■ PROBLEM DESCRIPTION: Return every one of the rows below verbatim, with no change to any character, space or line break.
......
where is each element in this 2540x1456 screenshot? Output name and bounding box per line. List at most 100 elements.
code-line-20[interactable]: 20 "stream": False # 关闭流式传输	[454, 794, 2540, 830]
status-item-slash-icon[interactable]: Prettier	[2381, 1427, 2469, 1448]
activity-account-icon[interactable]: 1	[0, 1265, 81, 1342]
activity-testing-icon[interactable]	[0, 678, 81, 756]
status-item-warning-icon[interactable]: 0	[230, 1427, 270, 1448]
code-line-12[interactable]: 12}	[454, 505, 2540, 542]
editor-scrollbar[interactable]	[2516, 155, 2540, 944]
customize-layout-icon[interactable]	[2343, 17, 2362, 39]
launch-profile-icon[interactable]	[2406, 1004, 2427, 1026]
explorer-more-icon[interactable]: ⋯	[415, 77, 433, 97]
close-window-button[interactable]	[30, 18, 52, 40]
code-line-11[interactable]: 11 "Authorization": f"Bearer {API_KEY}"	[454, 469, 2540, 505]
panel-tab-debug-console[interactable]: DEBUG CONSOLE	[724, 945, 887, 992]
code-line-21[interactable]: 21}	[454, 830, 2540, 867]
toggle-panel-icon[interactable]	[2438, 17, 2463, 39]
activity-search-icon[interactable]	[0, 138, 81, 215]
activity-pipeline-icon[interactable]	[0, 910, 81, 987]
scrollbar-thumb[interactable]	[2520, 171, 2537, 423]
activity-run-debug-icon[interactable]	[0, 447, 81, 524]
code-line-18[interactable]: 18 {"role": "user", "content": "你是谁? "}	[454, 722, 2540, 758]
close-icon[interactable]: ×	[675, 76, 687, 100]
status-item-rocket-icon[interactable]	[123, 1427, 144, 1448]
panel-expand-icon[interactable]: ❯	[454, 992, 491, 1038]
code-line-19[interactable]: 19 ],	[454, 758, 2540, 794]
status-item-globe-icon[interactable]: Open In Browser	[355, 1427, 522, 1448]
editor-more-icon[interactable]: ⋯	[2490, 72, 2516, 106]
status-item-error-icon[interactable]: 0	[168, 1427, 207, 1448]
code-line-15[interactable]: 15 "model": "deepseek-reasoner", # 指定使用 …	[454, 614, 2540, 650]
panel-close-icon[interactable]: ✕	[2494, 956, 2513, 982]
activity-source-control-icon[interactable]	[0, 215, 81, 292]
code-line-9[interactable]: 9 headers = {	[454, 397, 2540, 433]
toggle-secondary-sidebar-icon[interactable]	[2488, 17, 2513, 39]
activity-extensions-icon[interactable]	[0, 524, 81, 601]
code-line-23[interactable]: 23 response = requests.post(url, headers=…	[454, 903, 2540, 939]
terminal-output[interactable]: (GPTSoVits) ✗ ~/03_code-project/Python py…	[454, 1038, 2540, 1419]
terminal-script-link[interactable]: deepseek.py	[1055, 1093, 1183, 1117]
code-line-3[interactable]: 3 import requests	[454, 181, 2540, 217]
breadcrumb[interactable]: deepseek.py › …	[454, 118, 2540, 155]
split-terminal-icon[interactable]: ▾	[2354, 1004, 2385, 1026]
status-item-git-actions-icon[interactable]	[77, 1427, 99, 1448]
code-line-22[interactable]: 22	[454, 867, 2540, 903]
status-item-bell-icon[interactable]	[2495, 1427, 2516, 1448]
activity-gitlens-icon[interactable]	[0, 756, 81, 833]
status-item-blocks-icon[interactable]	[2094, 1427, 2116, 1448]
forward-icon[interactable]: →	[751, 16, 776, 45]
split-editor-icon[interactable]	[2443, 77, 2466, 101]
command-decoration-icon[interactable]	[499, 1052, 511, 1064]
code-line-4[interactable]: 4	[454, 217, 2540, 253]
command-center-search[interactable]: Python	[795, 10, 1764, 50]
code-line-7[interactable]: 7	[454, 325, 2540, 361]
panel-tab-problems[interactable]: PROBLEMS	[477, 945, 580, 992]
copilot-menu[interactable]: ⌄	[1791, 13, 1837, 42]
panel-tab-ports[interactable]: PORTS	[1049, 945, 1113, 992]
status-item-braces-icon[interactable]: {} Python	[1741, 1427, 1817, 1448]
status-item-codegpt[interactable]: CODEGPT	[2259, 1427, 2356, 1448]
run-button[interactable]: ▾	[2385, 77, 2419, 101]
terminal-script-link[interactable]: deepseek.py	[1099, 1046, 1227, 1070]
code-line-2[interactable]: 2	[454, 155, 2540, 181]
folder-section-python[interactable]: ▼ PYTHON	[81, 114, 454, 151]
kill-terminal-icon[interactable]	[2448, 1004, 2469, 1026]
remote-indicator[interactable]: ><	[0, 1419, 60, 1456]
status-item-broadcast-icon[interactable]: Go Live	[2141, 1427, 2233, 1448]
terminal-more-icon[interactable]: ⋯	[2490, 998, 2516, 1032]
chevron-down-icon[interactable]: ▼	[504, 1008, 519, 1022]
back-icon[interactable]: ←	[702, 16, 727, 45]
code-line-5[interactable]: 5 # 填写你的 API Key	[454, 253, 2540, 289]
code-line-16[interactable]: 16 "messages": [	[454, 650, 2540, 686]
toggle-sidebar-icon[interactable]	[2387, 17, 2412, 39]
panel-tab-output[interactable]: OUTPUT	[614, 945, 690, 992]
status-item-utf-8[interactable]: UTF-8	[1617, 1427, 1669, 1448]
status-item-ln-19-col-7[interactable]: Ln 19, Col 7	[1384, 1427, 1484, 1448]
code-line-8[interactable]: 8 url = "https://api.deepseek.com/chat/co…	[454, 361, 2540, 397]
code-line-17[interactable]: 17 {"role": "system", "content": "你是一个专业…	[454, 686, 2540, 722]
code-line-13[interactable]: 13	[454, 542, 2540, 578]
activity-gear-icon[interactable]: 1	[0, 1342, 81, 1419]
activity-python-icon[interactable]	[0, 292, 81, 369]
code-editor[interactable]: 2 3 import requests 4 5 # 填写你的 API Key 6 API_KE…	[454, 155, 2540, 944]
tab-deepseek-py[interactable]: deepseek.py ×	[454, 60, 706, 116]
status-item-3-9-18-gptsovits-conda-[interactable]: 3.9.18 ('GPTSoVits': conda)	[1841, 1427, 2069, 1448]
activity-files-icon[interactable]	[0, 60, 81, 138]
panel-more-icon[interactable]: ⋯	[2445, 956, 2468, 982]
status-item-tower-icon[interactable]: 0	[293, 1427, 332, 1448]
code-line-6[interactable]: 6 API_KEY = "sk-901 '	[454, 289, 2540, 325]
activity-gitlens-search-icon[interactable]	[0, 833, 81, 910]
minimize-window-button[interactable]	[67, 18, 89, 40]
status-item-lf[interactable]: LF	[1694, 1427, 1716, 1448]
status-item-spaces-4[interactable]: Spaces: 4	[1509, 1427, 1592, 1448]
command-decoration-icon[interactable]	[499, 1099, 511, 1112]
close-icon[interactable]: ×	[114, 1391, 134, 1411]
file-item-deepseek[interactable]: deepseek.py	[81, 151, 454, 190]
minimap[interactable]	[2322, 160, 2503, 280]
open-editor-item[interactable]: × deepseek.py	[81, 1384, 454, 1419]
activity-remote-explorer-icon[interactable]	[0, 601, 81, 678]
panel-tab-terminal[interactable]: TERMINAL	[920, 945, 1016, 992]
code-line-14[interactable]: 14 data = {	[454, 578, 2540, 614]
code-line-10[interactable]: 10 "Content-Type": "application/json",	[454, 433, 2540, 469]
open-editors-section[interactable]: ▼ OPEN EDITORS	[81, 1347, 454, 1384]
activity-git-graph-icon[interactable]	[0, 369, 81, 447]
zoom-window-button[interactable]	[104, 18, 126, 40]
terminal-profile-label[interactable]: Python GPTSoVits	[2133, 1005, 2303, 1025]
......
■ IN RESPONSE:
where is each element in this 2540x1456 screenshot? Output name and bounding box per line. List at most 100 elements.
code-line-20[interactable]: 20 "stream": False # 关闭流式传输	[454, 794, 2540, 830]
status-item-slash-icon[interactable]: Prettier	[2381, 1427, 2469, 1448]
activity-account-icon[interactable]: 1	[0, 1265, 81, 1342]
activity-testing-icon[interactable]	[0, 678, 81, 756]
status-item-warning-icon[interactable]: 0	[230, 1427, 270, 1448]
code-line-12[interactable]: 12}	[454, 505, 2540, 542]
editor-scrollbar[interactable]	[2516, 155, 2540, 944]
customize-layout-icon[interactable]	[2343, 17, 2362, 39]
launch-profile-icon[interactable]	[2406, 1004, 2427, 1026]
explorer-more-icon[interactable]: ⋯	[415, 77, 433, 97]
close-window-button[interactable]	[30, 18, 52, 40]
code-line-11[interactable]: 11 "Authorization": f"Bearer {API_KEY}"	[454, 469, 2540, 505]
panel-tab-debug-console[interactable]: DEBUG CONSOLE	[724, 945, 887, 992]
code-line-21[interactable]: 21}	[454, 830, 2540, 867]
toggle-panel-icon[interactable]	[2438, 17, 2463, 39]
activity-search-icon[interactable]	[0, 138, 81, 215]
activity-pipeline-icon[interactable]	[0, 910, 81, 987]
scrollbar-thumb[interactable]	[2520, 171, 2537, 423]
activity-run-debug-icon[interactable]	[0, 447, 81, 524]
code-line-18[interactable]: 18 {"role": "user", "content": "你是谁? "}	[454, 722, 2540, 758]
close-icon[interactable]: ×	[675, 76, 687, 100]
status-item-rocket-icon[interactable]	[123, 1427, 144, 1448]
panel-expand-icon[interactable]: ❯	[454, 992, 491, 1038]
code-line-19[interactable]: 19 ],	[454, 758, 2540, 794]
status-item-globe-icon[interactable]: Open In Browser	[355, 1427, 522, 1448]
editor-more-icon[interactable]: ⋯	[2490, 72, 2516, 106]
status-item-error-icon[interactable]: 0	[168, 1427, 207, 1448]
code-line-15[interactable]: 15 "model": "deepseek-reasoner", # 指定使用 …	[454, 614, 2540, 650]
panel-close-icon[interactable]: ✕	[2494, 956, 2513, 982]
activity-source-control-icon[interactable]	[0, 215, 81, 292]
code-line-9[interactable]: 9 headers = {	[454, 397, 2540, 433]
toggle-secondary-sidebar-icon[interactable]	[2488, 17, 2513, 39]
activity-extensions-icon[interactable]	[0, 524, 81, 601]
code-line-23[interactable]: 23 response = requests.post(url, headers=…	[454, 903, 2540, 939]
terminal-output[interactable]: (GPTSoVits) ✗ ~/03_code-project/Python py…	[454, 1038, 2540, 1419]
terminal-script-link[interactable]: deepseek.py	[1055, 1093, 1183, 1117]
code-line-3[interactable]: 3 import requests	[454, 181, 2540, 217]
breadcrumb[interactable]: deepseek.py › …	[454, 118, 2540, 155]
split-terminal-icon[interactable]: ▾	[2354, 1004, 2385, 1026]
status-item-git-actions-icon[interactable]	[77, 1427, 99, 1448]
code-line-22[interactable]: 22	[454, 867, 2540, 903]
status-item-bell-icon[interactable]	[2495, 1427, 2516, 1448]
activity-gitlens-icon[interactable]	[0, 756, 81, 833]
status-item-blocks-icon[interactable]	[2094, 1427, 2116, 1448]
forward-icon[interactable]: →	[751, 16, 776, 45]
split-editor-icon[interactable]	[2443, 77, 2466, 101]
command-decoration-icon[interactable]	[499, 1052, 511, 1064]
code-line-4[interactable]: 4	[454, 217, 2540, 253]
command-center-search[interactable]: Python	[795, 10, 1764, 50]
code-line-7[interactable]: 7	[454, 325, 2540, 361]
panel-tab-problems[interactable]: PROBLEMS	[477, 945, 580, 992]
copilot-menu[interactable]: ⌄	[1791, 13, 1837, 42]
panel-tab-ports[interactable]: PORTS	[1049, 945, 1113, 992]
status-item-braces-icon[interactable]: {} Python	[1741, 1427, 1817, 1448]
status-item-codegpt[interactable]: CODEGPT	[2259, 1427, 2356, 1448]
run-button[interactable]: ▾	[2385, 77, 2419, 101]
terminal-script-link[interactable]: deepseek.py	[1099, 1046, 1227, 1070]
code-line-2[interactable]: 2	[454, 155, 2540, 181]
folder-section-python[interactable]: ▼ PYTHON	[81, 114, 454, 151]
kill-terminal-icon[interactable]	[2448, 1004, 2469, 1026]
remote-indicator[interactable]: ><	[0, 1419, 60, 1456]
status-item-broadcast-icon[interactable]: Go Live	[2141, 1427, 2233, 1448]
terminal-more-icon[interactable]: ⋯	[2490, 998, 2516, 1032]
chevron-down-icon[interactable]: ▼	[504, 1008, 519, 1022]
back-icon[interactable]: ←	[702, 16, 727, 45]
code-line-5[interactable]: 5 # 填写你的 API Key	[454, 253, 2540, 289]
code-line-16[interactable]: 16 "messages": [	[454, 650, 2540, 686]
toggle-sidebar-icon[interactable]	[2387, 17, 2412, 39]
panel-tab-output[interactable]: OUTPUT	[614, 945, 690, 992]
status-item-utf-8[interactable]: UTF-8	[1617, 1427, 1669, 1448]
status-item-ln-19-col-7[interactable]: Ln 19, Col 7	[1384, 1427, 1484, 1448]
code-line-8[interactable]: 8 url = "https://api.deepseek.com/chat/co…	[454, 361, 2540, 397]
code-line-17[interactable]: 17 {"role": "system", "content": "你是一个专业…	[454, 686, 2540, 722]
code-line-13[interactable]: 13	[454, 542, 2540, 578]
activity-gear-icon[interactable]: 1	[0, 1342, 81, 1419]
activity-python-icon[interactable]	[0, 292, 81, 369]
code-editor[interactable]: 2 3 import requests 4 5 # 填写你的 API Key 6 API_KE…	[454, 155, 2540, 944]
tab-deepseek-py[interactable]: deepseek.py ×	[454, 60, 706, 116]
status-item-3-9-18-gptsovits-conda-[interactable]: 3.9.18 ('GPTSoVits': conda)	[1841, 1427, 2069, 1448]
activity-files-icon[interactable]	[0, 60, 81, 138]
panel-more-icon[interactable]: ⋯	[2445, 956, 2468, 982]
status-item-tower-icon[interactable]: 0	[293, 1427, 332, 1448]
code-line-6[interactable]: 6 API_KEY = "sk-901 '	[454, 289, 2540, 325]
activity-gitlens-search-icon[interactable]	[0, 833, 81, 910]
minimize-window-button[interactable]	[67, 18, 89, 40]
status-item-lf[interactable]: LF	[1694, 1427, 1716, 1448]
status-item-spaces-4[interactable]: Spaces: 4	[1509, 1427, 1592, 1448]
command-decoration-icon[interactable]	[499, 1099, 511, 1112]
close-icon[interactable]: ×	[114, 1391, 134, 1411]
file-item-deepseek[interactable]: deepseek.py	[81, 151, 454, 190]
minimap[interactable]	[2322, 160, 2503, 280]
open-editor-item[interactable]: × deepseek.py	[81, 1384, 454, 1419]
activity-remote-explorer-icon[interactable]	[0, 601, 81, 678]
panel-tab-terminal[interactable]: TERMINAL	[920, 945, 1016, 992]
code-line-14[interactable]: 14 data = {	[454, 578, 2540, 614]
code-line-10[interactable]: 10 "Content-Type": "application/json",	[454, 433, 2540, 469]
open-editors-section[interactable]: ▼ OPEN EDITORS	[81, 1347, 454, 1384]
activity-git-graph-icon[interactable]	[0, 369, 81, 447]
zoom-window-button[interactable]	[104, 18, 126, 40]
terminal-profile-label[interactable]: Python GPTSoVits	[2133, 1005, 2303, 1025]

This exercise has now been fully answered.